▸ Goal of the exercise:
State how many lines include "selection", giving the number by itself.

▸ Data shown:
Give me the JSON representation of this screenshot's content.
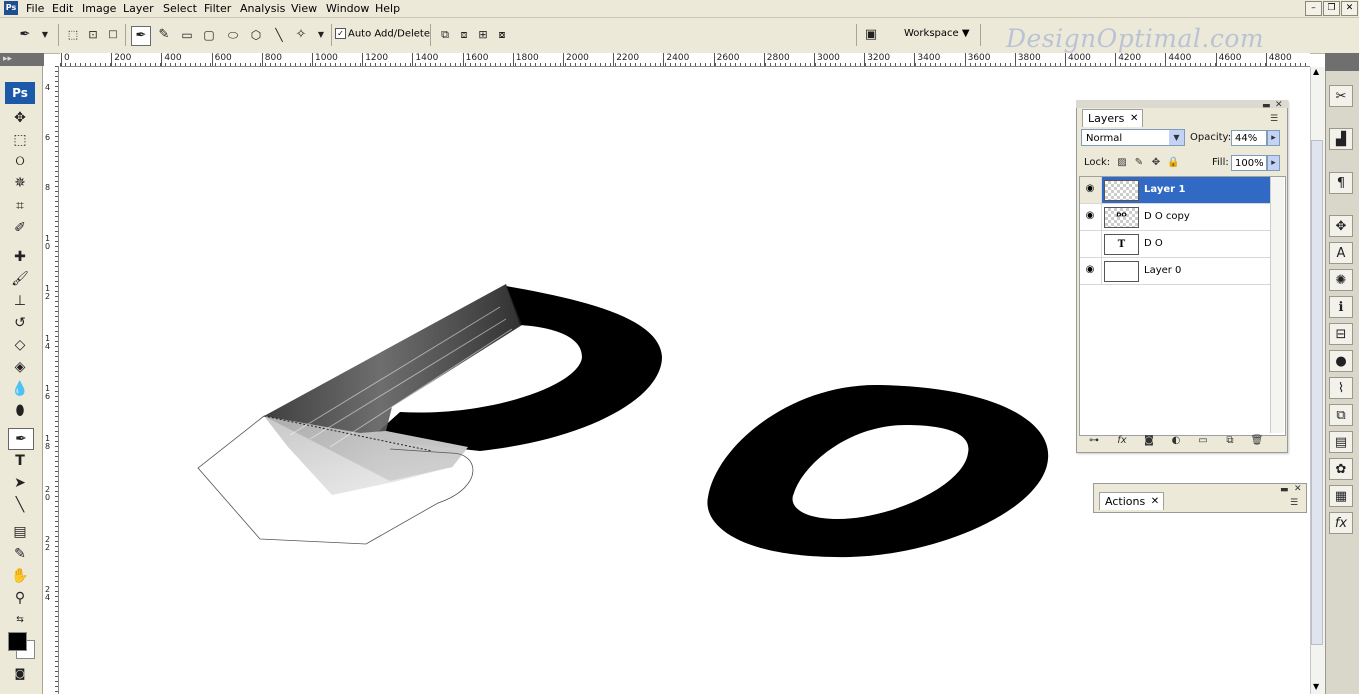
{
  "app": {
    "logo": "Ps"
  },
  "menu": [
    "File",
    "Edit",
    "Image",
    "Layer",
    "Select",
    "Filter",
    "Analysis",
    "View",
    "Window",
    "Help"
  ],
  "window_controls": {
    "minimize": "–",
    "restore": "❐",
    "close": "✕"
  },
  "options_bar": {
    "auto_add_delete_label": "Auto Add/Delete",
    "auto_add_delete_checked": true,
    "workspace_label": "Workspace ▼",
    "watermark": "DesignOptimal.com"
  },
  "ruler_top": [
    "0",
    "200",
    "400",
    "600",
    "800",
    "1000",
    "1200",
    "1400",
    "1600",
    "1800",
    "2000",
    "2200",
    "2400",
    "2600",
    "2800",
    "3000",
    "3200",
    "3400",
    "3600",
    "3800",
    "4000",
    "4200",
    "4400",
    "4600",
    "4800"
  ],
  "ruler_left": [
    "4",
    "6",
    "8",
    "1 0",
    "1 2",
    "1 4",
    "1 6",
    "1 8",
    "2 0",
    "2 2",
    "2 4"
  ],
  "tools_panel": {
    "collapse": "▸▸",
    "badge": "Ps"
  },
  "tools": [
    "move-tool",
    "marquee-tool",
    "lasso-tool",
    "magic-wand-tool",
    "crop-tool",
    "slice-tool",
    "healing-brush-tool",
    "brush-tool",
    "clone-stamp-tool",
    "history-brush-tool",
    "eraser-tool",
    "paint-bucket-tool",
    "blur-tool",
    "dodge-tool",
    "pen-tool",
    "type-tool",
    "path-selection-tool",
    "line-tool",
    "notes-tool",
    "eyedropper-tool",
    "hand-tool",
    "zoom-tool"
  ],
  "colors": {
    "foreground": "#000000",
    "background": "#ffffff",
    "selection": "#316ac5"
  },
  "layers_panel": {
    "tab": "Layers",
    "blend_mode": "Normal",
    "opacity_label": "Opacity:",
    "opacity_value": "44%",
    "lock_label": "Lock:",
    "fill_label": "Fill:",
    "fill_value": "100%",
    "layers": [
      {
        "name": "Layer 1",
        "visible": true,
        "selected": true,
        "thumb": ""
      },
      {
        "name": "D O copy",
        "visible": true,
        "selected": false,
        "thumb": "ᴰᴼ"
      },
      {
        "name": "D O",
        "visible": false,
        "selected": false,
        "thumb": "T"
      },
      {
        "name": "Layer 0",
        "visible": true,
        "selected": false,
        "thumb": ""
      }
    ]
  },
  "actions_panel": {
    "tab": "Actions"
  }
}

▸ The solution:
2